_Problem_. Copy each line with the word "allele" in it.

══ Dataset extract ══

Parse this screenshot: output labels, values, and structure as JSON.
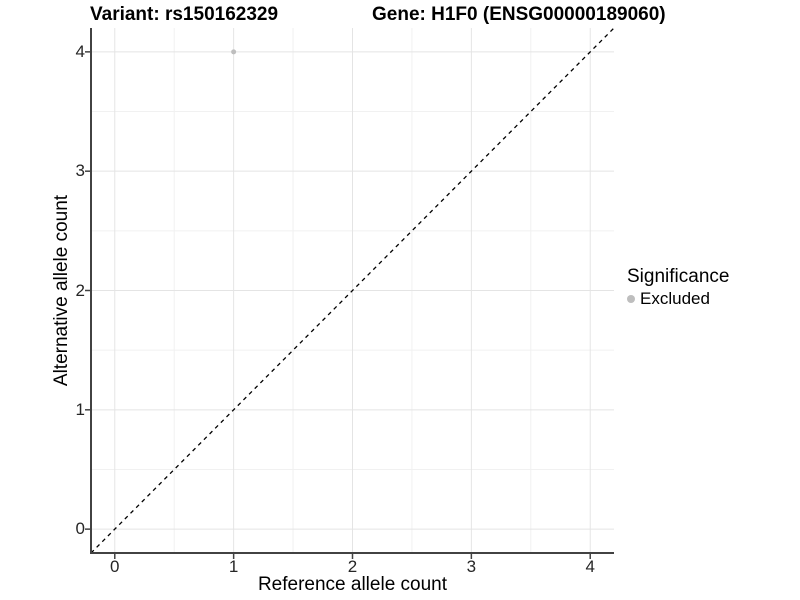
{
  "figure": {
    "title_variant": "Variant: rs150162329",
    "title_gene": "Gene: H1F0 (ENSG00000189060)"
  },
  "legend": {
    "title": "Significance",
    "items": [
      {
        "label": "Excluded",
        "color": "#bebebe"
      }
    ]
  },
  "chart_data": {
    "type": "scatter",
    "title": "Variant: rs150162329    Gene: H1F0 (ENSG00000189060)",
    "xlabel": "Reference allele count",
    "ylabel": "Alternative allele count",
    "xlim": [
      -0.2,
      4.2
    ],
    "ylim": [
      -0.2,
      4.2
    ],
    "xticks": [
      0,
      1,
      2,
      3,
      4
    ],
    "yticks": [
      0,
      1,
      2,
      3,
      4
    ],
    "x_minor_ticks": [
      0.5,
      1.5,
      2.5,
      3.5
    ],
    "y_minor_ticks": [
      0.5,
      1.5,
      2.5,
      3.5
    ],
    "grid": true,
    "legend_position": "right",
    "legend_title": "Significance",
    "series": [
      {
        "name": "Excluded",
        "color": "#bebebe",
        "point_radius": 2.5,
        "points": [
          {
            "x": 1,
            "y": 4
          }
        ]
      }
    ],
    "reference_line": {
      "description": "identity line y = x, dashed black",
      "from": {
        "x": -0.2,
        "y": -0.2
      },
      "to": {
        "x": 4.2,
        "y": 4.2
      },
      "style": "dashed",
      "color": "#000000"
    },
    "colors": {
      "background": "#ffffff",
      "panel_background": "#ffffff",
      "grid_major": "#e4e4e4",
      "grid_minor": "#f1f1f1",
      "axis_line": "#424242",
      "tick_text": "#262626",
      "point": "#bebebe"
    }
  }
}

═══

_Reply_.
    "xlabel": "Reference allele count",
    "ylabel": "Alternative allele count",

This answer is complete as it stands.